▶ [Task]
Below are records; state how many of their lines hold the word "armature", and give only the figure.

** Start Records shown **

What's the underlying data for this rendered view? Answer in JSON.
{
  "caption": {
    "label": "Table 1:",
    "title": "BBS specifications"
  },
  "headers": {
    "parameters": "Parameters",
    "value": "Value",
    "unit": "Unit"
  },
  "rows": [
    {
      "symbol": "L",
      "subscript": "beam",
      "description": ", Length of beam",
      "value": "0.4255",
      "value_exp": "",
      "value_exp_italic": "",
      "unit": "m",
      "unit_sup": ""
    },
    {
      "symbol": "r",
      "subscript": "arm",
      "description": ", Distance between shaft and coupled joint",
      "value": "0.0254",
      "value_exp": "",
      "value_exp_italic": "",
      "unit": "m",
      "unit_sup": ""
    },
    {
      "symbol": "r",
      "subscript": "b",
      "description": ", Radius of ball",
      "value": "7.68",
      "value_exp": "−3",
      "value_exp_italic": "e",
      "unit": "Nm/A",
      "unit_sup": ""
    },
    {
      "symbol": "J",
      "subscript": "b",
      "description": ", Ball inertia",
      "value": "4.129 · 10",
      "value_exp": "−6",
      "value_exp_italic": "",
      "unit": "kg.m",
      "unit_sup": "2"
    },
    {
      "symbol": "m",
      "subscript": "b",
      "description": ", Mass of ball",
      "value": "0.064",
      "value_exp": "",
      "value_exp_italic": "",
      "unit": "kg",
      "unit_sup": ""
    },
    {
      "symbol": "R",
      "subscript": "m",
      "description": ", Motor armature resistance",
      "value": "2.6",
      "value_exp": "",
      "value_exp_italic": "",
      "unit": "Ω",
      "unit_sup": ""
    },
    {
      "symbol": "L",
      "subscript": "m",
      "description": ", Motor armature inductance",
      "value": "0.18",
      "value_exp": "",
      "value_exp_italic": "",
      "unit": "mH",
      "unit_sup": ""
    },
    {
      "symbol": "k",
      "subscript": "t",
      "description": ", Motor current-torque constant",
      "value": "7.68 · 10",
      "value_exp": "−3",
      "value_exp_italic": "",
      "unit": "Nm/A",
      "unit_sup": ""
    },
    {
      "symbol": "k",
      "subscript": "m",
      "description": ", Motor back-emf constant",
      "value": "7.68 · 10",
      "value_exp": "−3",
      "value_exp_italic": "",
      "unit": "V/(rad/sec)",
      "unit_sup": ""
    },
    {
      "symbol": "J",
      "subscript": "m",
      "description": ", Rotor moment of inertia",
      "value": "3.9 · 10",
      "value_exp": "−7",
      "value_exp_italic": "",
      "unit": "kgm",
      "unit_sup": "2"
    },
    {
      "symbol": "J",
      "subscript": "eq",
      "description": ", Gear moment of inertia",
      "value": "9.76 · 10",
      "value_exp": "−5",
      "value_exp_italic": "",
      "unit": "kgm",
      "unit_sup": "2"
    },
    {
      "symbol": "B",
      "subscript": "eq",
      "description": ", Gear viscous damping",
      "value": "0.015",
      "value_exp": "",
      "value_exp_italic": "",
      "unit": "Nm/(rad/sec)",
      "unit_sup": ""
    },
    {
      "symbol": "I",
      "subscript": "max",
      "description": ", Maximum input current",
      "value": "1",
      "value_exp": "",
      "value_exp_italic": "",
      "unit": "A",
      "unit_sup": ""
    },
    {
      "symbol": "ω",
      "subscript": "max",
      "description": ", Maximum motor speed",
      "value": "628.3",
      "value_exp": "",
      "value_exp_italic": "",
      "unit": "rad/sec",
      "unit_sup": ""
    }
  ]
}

** End Records shown **

▶ [Answer below]
2